### [The exercise]
Can you reproduce every one of the items below word for word, with nothing left out or changed?

Start

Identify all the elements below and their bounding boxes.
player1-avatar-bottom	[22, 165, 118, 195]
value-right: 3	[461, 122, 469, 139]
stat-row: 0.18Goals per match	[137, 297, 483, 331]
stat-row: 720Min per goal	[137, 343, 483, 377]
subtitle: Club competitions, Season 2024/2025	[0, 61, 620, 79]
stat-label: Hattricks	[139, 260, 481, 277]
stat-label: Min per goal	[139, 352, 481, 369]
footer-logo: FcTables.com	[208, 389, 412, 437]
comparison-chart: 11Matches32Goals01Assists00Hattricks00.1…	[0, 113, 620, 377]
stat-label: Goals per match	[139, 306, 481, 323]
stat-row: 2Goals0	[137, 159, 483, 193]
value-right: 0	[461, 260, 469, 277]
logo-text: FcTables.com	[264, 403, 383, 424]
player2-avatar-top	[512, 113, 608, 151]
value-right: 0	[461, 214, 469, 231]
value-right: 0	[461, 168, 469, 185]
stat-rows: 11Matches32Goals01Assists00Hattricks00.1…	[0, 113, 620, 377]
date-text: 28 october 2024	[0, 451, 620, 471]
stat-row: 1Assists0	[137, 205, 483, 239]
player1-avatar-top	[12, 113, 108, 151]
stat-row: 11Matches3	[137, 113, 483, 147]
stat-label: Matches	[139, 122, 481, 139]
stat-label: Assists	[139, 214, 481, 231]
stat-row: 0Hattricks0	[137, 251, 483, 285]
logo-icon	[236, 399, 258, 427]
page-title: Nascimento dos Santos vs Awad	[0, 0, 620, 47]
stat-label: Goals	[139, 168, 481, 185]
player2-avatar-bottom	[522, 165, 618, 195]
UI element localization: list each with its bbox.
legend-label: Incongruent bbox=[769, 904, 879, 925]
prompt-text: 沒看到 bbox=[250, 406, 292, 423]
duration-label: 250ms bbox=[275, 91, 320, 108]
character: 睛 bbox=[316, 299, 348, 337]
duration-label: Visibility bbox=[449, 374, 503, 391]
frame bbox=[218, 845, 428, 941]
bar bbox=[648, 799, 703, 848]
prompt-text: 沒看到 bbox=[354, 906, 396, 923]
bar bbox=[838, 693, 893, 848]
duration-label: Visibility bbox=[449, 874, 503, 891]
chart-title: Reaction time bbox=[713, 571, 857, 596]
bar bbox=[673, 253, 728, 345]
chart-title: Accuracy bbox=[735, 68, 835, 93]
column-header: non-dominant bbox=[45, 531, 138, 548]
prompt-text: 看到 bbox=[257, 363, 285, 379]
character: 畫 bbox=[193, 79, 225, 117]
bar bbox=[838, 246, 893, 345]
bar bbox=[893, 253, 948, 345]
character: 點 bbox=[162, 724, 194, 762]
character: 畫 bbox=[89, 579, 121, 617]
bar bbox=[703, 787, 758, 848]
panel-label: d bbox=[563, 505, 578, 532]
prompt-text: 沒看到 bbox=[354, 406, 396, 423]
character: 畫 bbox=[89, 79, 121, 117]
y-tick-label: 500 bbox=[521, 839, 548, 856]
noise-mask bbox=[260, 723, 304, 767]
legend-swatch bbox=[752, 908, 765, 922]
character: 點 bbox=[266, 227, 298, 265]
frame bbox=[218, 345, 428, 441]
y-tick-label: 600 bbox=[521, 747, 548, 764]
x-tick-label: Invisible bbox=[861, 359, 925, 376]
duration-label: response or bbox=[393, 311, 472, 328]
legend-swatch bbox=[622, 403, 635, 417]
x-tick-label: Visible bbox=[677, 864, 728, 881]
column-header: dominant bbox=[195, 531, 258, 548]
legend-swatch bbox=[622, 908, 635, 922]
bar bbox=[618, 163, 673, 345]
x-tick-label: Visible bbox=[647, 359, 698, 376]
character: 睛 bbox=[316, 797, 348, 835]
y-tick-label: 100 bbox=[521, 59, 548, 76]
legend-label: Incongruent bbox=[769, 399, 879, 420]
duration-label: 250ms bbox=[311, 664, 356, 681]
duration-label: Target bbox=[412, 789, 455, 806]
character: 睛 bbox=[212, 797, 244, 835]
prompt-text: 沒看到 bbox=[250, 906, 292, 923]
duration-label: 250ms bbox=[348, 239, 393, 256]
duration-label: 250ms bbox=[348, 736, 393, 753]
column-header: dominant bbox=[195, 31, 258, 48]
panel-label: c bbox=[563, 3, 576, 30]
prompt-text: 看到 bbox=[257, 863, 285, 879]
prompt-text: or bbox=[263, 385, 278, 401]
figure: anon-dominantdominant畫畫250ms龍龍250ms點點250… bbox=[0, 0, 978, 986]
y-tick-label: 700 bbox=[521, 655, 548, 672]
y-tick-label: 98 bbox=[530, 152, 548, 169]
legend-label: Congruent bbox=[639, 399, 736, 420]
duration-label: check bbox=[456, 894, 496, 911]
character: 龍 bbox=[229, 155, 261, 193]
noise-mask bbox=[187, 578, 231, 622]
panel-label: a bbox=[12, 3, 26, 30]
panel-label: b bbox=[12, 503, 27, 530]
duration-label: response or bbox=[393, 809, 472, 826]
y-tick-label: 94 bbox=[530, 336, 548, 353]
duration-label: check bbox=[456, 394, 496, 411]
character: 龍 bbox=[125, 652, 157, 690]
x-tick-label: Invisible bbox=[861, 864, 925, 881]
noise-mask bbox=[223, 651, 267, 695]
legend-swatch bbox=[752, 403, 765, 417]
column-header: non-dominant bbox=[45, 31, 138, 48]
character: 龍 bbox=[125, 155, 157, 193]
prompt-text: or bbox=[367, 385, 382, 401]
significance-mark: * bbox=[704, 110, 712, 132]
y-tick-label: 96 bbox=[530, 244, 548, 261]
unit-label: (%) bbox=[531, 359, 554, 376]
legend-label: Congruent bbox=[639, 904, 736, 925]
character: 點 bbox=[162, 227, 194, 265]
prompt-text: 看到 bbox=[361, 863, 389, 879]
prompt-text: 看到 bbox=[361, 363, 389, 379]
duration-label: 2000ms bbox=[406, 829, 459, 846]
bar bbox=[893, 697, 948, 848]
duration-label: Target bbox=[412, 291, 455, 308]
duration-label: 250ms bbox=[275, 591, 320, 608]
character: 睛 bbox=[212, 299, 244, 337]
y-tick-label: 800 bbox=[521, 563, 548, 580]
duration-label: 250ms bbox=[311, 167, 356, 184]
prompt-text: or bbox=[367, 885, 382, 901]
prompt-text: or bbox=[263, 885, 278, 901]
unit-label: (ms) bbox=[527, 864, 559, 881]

End

### [Answer to this problem]
Identify all the elements below and their bounding boxes.
player1-avatar-bottom	[22, 165, 118, 195]
value-right: 3	[461, 122, 469, 139]
stat-row: 0.18Goals per match	[137, 297, 483, 331]
stat-row: 720Min per goal	[137, 343, 483, 377]
subtitle: Club competitions, Season 2024/2025	[0, 61, 620, 79]
stat-label: Hattricks	[139, 260, 481, 277]
stat-label: Min per goal	[139, 352, 481, 369]
footer-logo: FcTables.com	[208, 389, 412, 437]
comparison-chart: 11Matches32Goals01Assists00Hattricks00.1…	[0, 113, 620, 377]
stat-label: Goals per match	[139, 306, 481, 323]
stat-row: 2Goals0	[137, 159, 483, 193]
value-right: 0	[461, 260, 469, 277]
logo-text: FcTables.com	[264, 403, 383, 424]
player2-avatar-top	[512, 113, 608, 151]
value-right: 0	[461, 214, 469, 231]
value-right: 0	[461, 168, 469, 185]
stat-rows: 11Matches32Goals01Assists00Hattricks00.1…	[0, 113, 620, 377]
date-text: 28 october 2024	[0, 451, 620, 471]
stat-row: 1Assists0	[137, 205, 483, 239]
player1-avatar-top	[12, 113, 108, 151]
stat-row: 11Matches3	[137, 113, 483, 147]
stat-label: Matches	[139, 122, 481, 139]
stat-label: Assists	[139, 214, 481, 231]
stat-row: 0Hattricks0	[137, 251, 483, 285]
logo-icon	[236, 399, 258, 427]
page-title: Nascimento dos Santos vs Awad	[0, 0, 620, 47]
stat-label: Goals	[139, 168, 481, 185]
player2-avatar-bottom	[522, 165, 618, 195]
UI element localization: list each with its bbox.
legend-label: Incongruent bbox=[769, 904, 879, 925]
prompt-text: 沒看到 bbox=[250, 406, 292, 423]
duration-label: 250ms bbox=[275, 91, 320, 108]
character: 睛 bbox=[316, 299, 348, 337]
duration-label: Visibility bbox=[449, 374, 503, 391]
frame bbox=[218, 845, 428, 941]
bar bbox=[648, 799, 703, 848]
prompt-text: 沒看到 bbox=[354, 906, 396, 923]
bar bbox=[838, 693, 893, 848]
duration-label: Visibility bbox=[449, 874, 503, 891]
chart-title: Reaction time bbox=[713, 571, 857, 596]
bar bbox=[673, 253, 728, 345]
chart-title: Accuracy bbox=[735, 68, 835, 93]
column-header: non-dominant bbox=[45, 531, 138, 548]
prompt-text: 看到 bbox=[257, 363, 285, 379]
character: 畫 bbox=[193, 79, 225, 117]
bar bbox=[838, 246, 893, 345]
bar bbox=[893, 253, 948, 345]
character: 點 bbox=[162, 724, 194, 762]
character: 畫 bbox=[89, 579, 121, 617]
bar bbox=[703, 787, 758, 848]
panel-label: d bbox=[563, 505, 578, 532]
prompt-text: 沒看到 bbox=[354, 406, 396, 423]
character: 畫 bbox=[89, 79, 121, 117]
y-tick-label: 500 bbox=[521, 839, 548, 856]
noise-mask bbox=[260, 723, 304, 767]
legend-swatch bbox=[752, 908, 765, 922]
character: 點 bbox=[266, 227, 298, 265]
frame bbox=[218, 345, 428, 441]
y-tick-label: 600 bbox=[521, 747, 548, 764]
x-tick-label: Invisible bbox=[861, 359, 925, 376]
duration-label: response or bbox=[393, 311, 472, 328]
legend-swatch bbox=[622, 403, 635, 417]
x-tick-label: Visible bbox=[677, 864, 728, 881]
column-header: dominant bbox=[195, 531, 258, 548]
legend-swatch bbox=[622, 908, 635, 922]
bar bbox=[618, 163, 673, 345]
x-tick-label: Visible bbox=[647, 359, 698, 376]
character: 睛 bbox=[316, 797, 348, 835]
y-tick-label: 100 bbox=[521, 59, 548, 76]
legend-label: Incongruent bbox=[769, 399, 879, 420]
duration-label: 250ms bbox=[311, 664, 356, 681]
duration-label: Target bbox=[412, 789, 455, 806]
character: 睛 bbox=[212, 797, 244, 835]
prompt-text: 沒看到 bbox=[250, 906, 292, 923]
duration-label: 250ms bbox=[348, 239, 393, 256]
duration-label: 250ms bbox=[348, 736, 393, 753]
column-header: dominant bbox=[195, 31, 258, 48]
panel-label: c bbox=[563, 3, 576, 30]
prompt-text: 看到 bbox=[257, 863, 285, 879]
prompt-text: or bbox=[263, 385, 278, 401]
figure: anon-dominantdominant畫畫250ms龍龍250ms點點250… bbox=[0, 0, 978, 986]
y-tick-label: 700 bbox=[521, 655, 548, 672]
y-tick-label: 98 bbox=[530, 152, 548, 169]
legend-label: Congruent bbox=[639, 399, 736, 420]
duration-label: check bbox=[456, 894, 496, 911]
character: 龍 bbox=[229, 155, 261, 193]
noise-mask bbox=[187, 578, 231, 622]
panel-label: a bbox=[12, 3, 26, 30]
panel-label: b bbox=[12, 503, 27, 530]
duration-label: response or bbox=[393, 809, 472, 826]
y-tick-label: 94 bbox=[530, 336, 548, 353]
duration-label: check bbox=[456, 394, 496, 411]
character: 龍 bbox=[125, 652, 157, 690]
x-tick-label: Invisible bbox=[861, 864, 925, 881]
noise-mask bbox=[223, 651, 267, 695]
legend-swatch bbox=[752, 403, 765, 417]
column-header: non-dominant bbox=[45, 31, 138, 48]
character: 龍 bbox=[125, 155, 157, 193]
prompt-text: or bbox=[367, 385, 382, 401]
significance-mark: * bbox=[704, 110, 712, 132]
y-tick-label: 96 bbox=[530, 244, 548, 261]
unit-label: (%) bbox=[531, 359, 554, 376]
legend-label: Congruent bbox=[639, 904, 736, 925]
character: 點 bbox=[162, 227, 194, 265]
prompt-text: 看到 bbox=[361, 863, 389, 879]
prompt-text: 看到 bbox=[361, 363, 389, 379]
duration-label: 2000ms bbox=[406, 829, 459, 846]
bar bbox=[893, 697, 948, 848]
duration-label: Target bbox=[412, 291, 455, 308]
duration-label: 250ms bbox=[275, 591, 320, 608]
character: 睛 bbox=[212, 299, 244, 337]
y-tick-label: 800 bbox=[521, 563, 548, 580]
duration-label: 250ms bbox=[311, 167, 356, 184]
prompt-text: or bbox=[367, 885, 382, 901]
prompt-text: or bbox=[263, 885, 278, 901]
unit-label: (ms) bbox=[527, 864, 559, 881]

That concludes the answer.